===== Data listing

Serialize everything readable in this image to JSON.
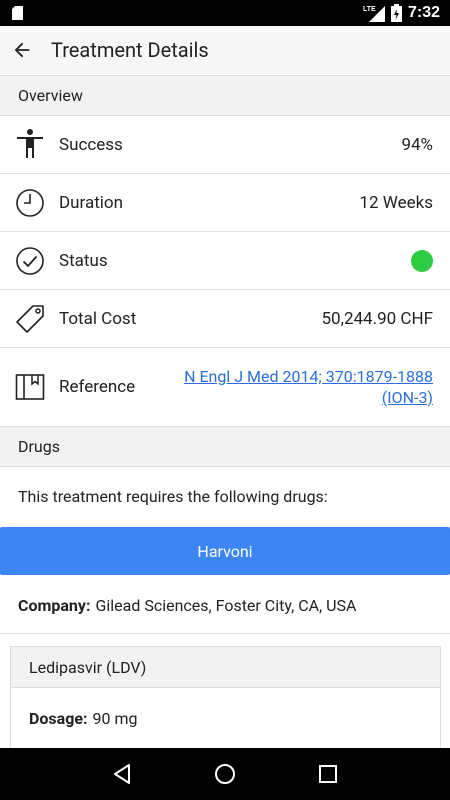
{
  "status_bar": {
    "network": "LTE",
    "time": "7:32"
  },
  "app_bar": {
    "title": "Treatment Details"
  },
  "overview": {
    "header": "Overview",
    "rows": [
      {
        "icon": "person-icon",
        "label": "Success",
        "value": "94%"
      },
      {
        "icon": "clock-icon",
        "label": "Duration",
        "value": "12 Weeks"
      },
      {
        "icon": "check-circle-icon",
        "label": "Status",
        "status_color": "#2ecc40"
      },
      {
        "icon": "price-tag-icon",
        "label": "Total Cost",
        "value": "50,244.90 CHF"
      },
      {
        "icon": "book-icon",
        "label": "Reference",
        "link_line1": "N Engl J Med 2014; 370:1879-1888",
        "link_line2": "(ION-3)"
      }
    ]
  },
  "drugs": {
    "header": "Drugs",
    "intro": "This treatment requires the following drugs:",
    "drug_name": "Harvoni",
    "company_label": "Company:",
    "company_value": "Gilead Sciences, Foster City, CA, USA",
    "ingredient": {
      "name": "Ledipasvir (LDV)",
      "dosage_label": "Dosage:",
      "dosage_value": "90 mg"
    }
  },
  "colors": {
    "accent": "#3b86f4",
    "link": "#2a6fd6",
    "status_ok": "#2ecc40"
  }
}
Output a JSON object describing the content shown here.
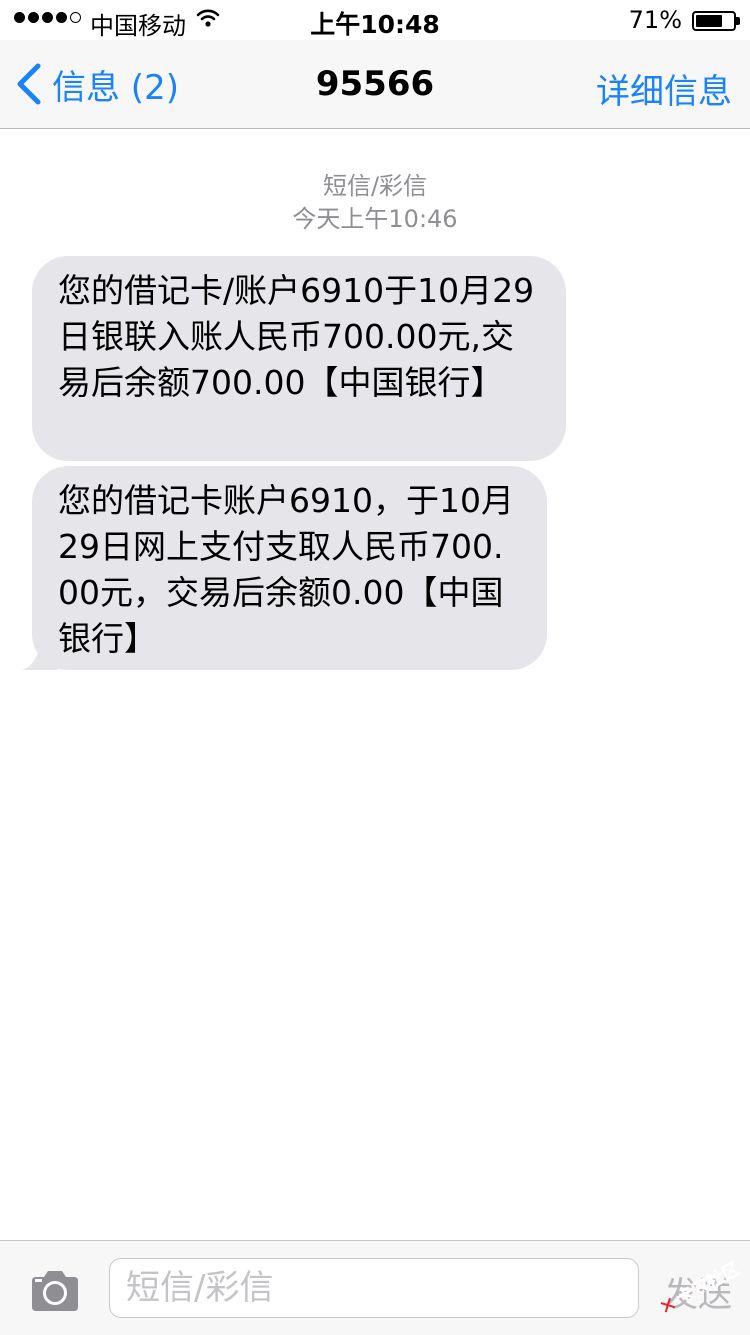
{
  "status_bar": {
    "signal_strength": 4,
    "signal_max": 5,
    "carrier": "中国移动",
    "wifi_icon": "wifi-icon",
    "time": "上午10:48",
    "battery_percent": "71%",
    "battery_level": 0.71
  },
  "nav": {
    "back_label": "信息 (2)",
    "back_icon": "chevron-left-icon",
    "title": "95566",
    "detail_label": "详细信息",
    "accent_color": "#1a82fb"
  },
  "conversation": {
    "message_type": "短信/彩信",
    "timestamp": "今天上午10:46",
    "messages": [
      {
        "text": "您的借记卡/账户6910于10月29日银联入账人民币700.00元,交易后余额700.00【中国银行】"
      },
      {
        "text": "您的借记卡账户6910，于10月29日网上支付支取人民币700.00元，交易后余额0.00【中国银行】"
      }
    ],
    "bubble_color": "#e5e5ea"
  },
  "input_bar": {
    "camera_icon": "camera-icon",
    "placeholder": "短信/彩信",
    "send_label": "发送"
  },
  "watermark": {
    "text": "卡农社区"
  }
}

==========

## Requirement
Leave out the pictures and repeat everything else in the records exactly.

## Expected output
Serialize everything readable in this image to JSON.
{
  "status_bar": {
    "network": "LTE",
    "time": "7:32"
  },
  "app_bar": {
    "title": "Treatment Details"
  },
  "overview": {
    "header": "Overview",
    "rows": [
      {
        "icon": "person-icon",
        "label": "Success",
        "value": "94%"
      },
      {
        "icon": "clock-icon",
        "label": "Duration",
        "value": "12 Weeks"
      },
      {
        "icon": "check-circle-icon",
        "label": "Status",
        "status_color": "#2ecc40"
      },
      {
        "icon": "price-tag-icon",
        "label": "Total Cost",
        "value": "50,244.90 CHF"
      },
      {
        "icon": "book-icon",
        "label": "Reference",
        "link_line1": "N Engl J Med 2014; 370:1879-1888",
        "link_line2": "(ION-3)"
      }
    ]
  },
  "drugs": {
    "header": "Drugs",
    "intro": "This treatment requires the following drugs:",
    "drug_name": "Harvoni",
    "company_label": "Company:",
    "company_value": "Gilead Sciences, Foster City, CA, USA",
    "ingredient": {
      "name": "Ledipasvir (LDV)",
      "dosage_label": "Dosage:",
      "dosage_value": "90 mg"
    }
  },
  "colors": {
    "accent": "#3b86f4",
    "link": "#2a6fd6",
    "status_ok": "#2ecc40"
  }
}
Output a JSON object describing the content shown here.
{
  "status_bar": {
    "signal_strength": 4,
    "signal_max": 5,
    "carrier": "中国移动",
    "wifi_icon": "wifi-icon",
    "time": "上午10:48",
    "battery_percent": "71%",
    "battery_level": 0.71
  },
  "nav": {
    "back_label": "信息 (2)",
    "back_icon": "chevron-left-icon",
    "title": "95566",
    "detail_label": "详细信息",
    "accent_color": "#1a82fb"
  },
  "conversation": {
    "message_type": "短信/彩信",
    "timestamp": "今天上午10:46",
    "messages": [
      {
        "text": "您的借记卡/账户6910于10月29日银联入账人民币700.00元,交易后余额700.00【中国银行】"
      },
      {
        "text": "您的借记卡账户6910，于10月29日网上支付支取人民币700.00元，交易后余额0.00【中国银行】"
      }
    ],
    "bubble_color": "#e5e5ea"
  },
  "input_bar": {
    "camera_icon": "camera-icon",
    "placeholder": "短信/彩信",
    "send_label": "发送"
  },
  "watermark": {
    "text": "卡农社区"
  }
}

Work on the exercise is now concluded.